* [Goal] Can you reproduce the material below with every "candlestick" swapped for "candle", changing nothing else and leaving out the pictures?

>> Start Records supplied

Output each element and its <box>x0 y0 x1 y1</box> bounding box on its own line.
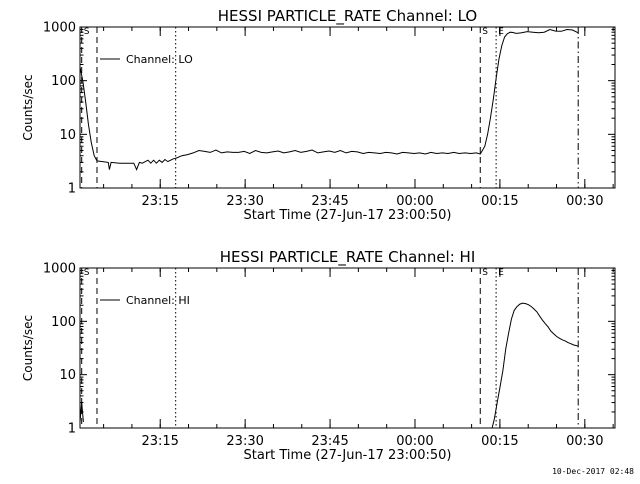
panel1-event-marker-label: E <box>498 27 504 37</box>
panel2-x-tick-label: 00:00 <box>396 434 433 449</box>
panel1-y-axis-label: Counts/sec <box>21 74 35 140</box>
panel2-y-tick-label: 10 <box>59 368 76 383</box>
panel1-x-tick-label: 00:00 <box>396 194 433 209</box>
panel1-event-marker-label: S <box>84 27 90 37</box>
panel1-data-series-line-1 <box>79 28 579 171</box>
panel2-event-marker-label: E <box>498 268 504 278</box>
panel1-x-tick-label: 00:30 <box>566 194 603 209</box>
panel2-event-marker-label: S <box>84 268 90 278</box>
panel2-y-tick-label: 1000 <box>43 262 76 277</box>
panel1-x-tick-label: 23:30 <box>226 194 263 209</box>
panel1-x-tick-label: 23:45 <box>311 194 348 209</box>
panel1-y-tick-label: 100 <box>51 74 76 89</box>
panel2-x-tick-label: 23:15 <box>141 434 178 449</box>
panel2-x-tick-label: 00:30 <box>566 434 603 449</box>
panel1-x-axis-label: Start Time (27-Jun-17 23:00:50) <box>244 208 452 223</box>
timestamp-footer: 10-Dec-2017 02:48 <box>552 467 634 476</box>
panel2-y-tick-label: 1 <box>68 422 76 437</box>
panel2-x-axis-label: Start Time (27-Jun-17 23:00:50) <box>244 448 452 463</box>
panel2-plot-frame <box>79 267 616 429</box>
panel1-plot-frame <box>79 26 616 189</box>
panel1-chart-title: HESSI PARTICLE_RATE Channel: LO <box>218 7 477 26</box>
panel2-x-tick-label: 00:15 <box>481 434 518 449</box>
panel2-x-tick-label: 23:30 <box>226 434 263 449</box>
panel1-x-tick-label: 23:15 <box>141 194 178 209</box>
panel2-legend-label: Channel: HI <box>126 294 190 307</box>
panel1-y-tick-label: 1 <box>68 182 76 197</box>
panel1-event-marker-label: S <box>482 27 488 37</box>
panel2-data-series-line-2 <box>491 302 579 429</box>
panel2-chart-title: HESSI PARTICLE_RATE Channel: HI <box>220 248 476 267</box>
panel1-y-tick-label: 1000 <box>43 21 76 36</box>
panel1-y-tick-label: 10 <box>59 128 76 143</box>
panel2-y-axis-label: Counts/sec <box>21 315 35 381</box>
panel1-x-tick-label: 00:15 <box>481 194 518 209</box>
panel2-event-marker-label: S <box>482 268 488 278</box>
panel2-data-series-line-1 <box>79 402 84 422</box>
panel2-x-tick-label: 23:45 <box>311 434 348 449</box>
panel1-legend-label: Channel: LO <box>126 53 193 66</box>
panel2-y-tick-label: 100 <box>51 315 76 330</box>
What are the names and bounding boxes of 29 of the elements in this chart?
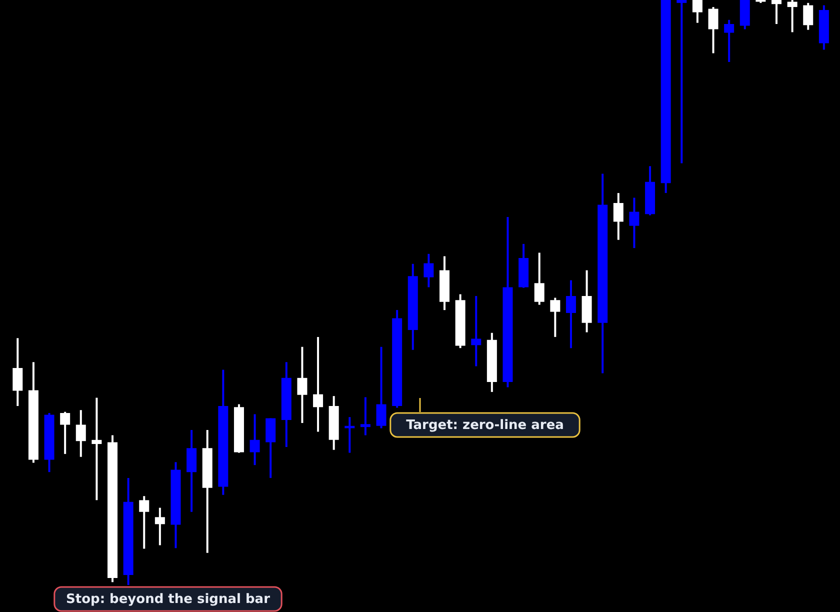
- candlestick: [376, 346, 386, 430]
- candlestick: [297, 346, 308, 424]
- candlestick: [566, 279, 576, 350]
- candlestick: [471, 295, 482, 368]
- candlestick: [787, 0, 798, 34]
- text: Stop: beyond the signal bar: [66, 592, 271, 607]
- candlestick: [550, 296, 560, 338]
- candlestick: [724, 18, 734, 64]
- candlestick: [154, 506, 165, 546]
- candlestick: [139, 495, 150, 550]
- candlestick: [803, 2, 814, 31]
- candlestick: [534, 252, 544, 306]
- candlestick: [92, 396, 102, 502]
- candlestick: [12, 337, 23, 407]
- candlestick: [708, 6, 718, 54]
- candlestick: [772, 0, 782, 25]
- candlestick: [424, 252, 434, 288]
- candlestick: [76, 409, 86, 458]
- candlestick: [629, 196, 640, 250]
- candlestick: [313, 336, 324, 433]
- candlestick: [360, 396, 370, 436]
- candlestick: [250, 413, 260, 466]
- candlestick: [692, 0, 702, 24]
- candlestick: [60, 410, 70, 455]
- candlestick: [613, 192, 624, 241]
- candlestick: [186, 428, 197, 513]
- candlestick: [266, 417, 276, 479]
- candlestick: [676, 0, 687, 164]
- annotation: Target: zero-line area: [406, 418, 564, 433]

>> End Records supplied

* [Written response]
Output each element and its <box>x0 y0 x1 y1</box> bounding box on its own line.
panel1-event-marker-label: E <box>498 27 504 37</box>
panel2-x-tick-label: 00:00 <box>396 434 433 449</box>
panel1-y-axis-label: Counts/sec <box>21 74 35 140</box>
panel2-y-tick-label: 10 <box>59 368 76 383</box>
panel1-x-tick-label: 00:00 <box>396 194 433 209</box>
panel1-event-marker-label: S <box>84 27 90 37</box>
panel1-data-series-line-1 <box>79 28 579 171</box>
panel2-event-marker-label: E <box>498 268 504 278</box>
panel1-x-tick-label: 00:30 <box>566 194 603 209</box>
panel2-event-marker-label: S <box>84 268 90 278</box>
panel2-y-tick-label: 1000 <box>43 262 76 277</box>
panel1-x-tick-label: 23:30 <box>226 194 263 209</box>
panel1-x-tick-label: 23:45 <box>311 194 348 209</box>
panel1-y-tick-label: 100 <box>51 74 76 89</box>
panel2-x-tick-label: 23:15 <box>141 434 178 449</box>
panel2-x-tick-label: 00:30 <box>566 434 603 449</box>
panel1-x-axis-label: Start Time (27-Jun-17 23:00:50) <box>244 208 452 223</box>
timestamp-footer: 10-Dec-2017 02:48 <box>552 467 634 476</box>
panel2-y-tick-label: 1 <box>68 422 76 437</box>
panel2-x-axis-label: Start Time (27-Jun-17 23:00:50) <box>244 448 452 463</box>
panel2-plot-frame <box>79 267 616 429</box>
panel1-plot-frame <box>79 26 616 189</box>
panel1-chart-title: HESSI PARTICLE_RATE Channel: LO <box>218 7 477 26</box>
panel2-x-tick-label: 00:15 <box>481 434 518 449</box>
panel2-x-tick-label: 23:30 <box>226 434 263 449</box>
panel1-x-tick-label: 23:15 <box>141 194 178 209</box>
panel2-legend-label: Channel: HI <box>126 294 190 307</box>
panel1-y-tick-label: 1 <box>68 182 76 197</box>
panel1-event-marker-label: S <box>482 27 488 37</box>
panel2-data-series-line-2 <box>491 302 579 429</box>
panel2-chart-title: HESSI PARTICLE_RATE Channel: HI <box>220 248 476 267</box>
panel1-y-tick-label: 1000 <box>43 21 76 36</box>
panel1-y-tick-label: 10 <box>59 128 76 143</box>
panel2-y-axis-label: Counts/sec <box>21 315 35 381</box>
panel1-x-tick-label: 00:15 <box>481 194 518 209</box>
panel2-event-marker-label: S <box>482 268 488 278</box>
panel2-data-series-line-1 <box>79 402 84 422</box>
panel2-x-tick-label: 23:45 <box>311 434 348 449</box>
panel1-legend-label: Channel: LO <box>126 53 193 66</box>
panel2-y-tick-label: 100 <box>51 315 76 330</box>
What are the names and bounding boxes of 29 of the elements in this chart?
- candle: [376, 346, 386, 430]
- candle: [297, 346, 308, 424]
- candle: [566, 279, 576, 350]
- candle: [471, 295, 482, 368]
- candle: [787, 0, 798, 34]
- text: Stop: beyond the signal bar: [66, 592, 271, 607]
- candle: [550, 296, 560, 338]
- candle: [724, 18, 734, 64]
- candle: [154, 506, 165, 546]
- candle: [139, 495, 150, 550]
- candle: [803, 2, 814, 31]
- candle: [534, 252, 544, 306]
- candle: [92, 396, 102, 502]
- candle: [12, 337, 23, 407]
- candle: [708, 6, 718, 54]
- candle: [772, 0, 782, 25]
- candle: [424, 252, 434, 288]
- candle: [76, 409, 86, 458]
- candle: [629, 196, 640, 250]
- candle: [313, 336, 324, 433]
- candle: [360, 396, 370, 436]
- candle: [250, 413, 260, 466]
- candle: [692, 0, 702, 24]
- candle: [60, 410, 70, 455]
- candle: [613, 192, 624, 241]
- candle: [186, 428, 197, 513]
- candle: [266, 417, 276, 479]
- candle: [676, 0, 687, 164]
- annotation: Target: zero-line area: [406, 418, 564, 433]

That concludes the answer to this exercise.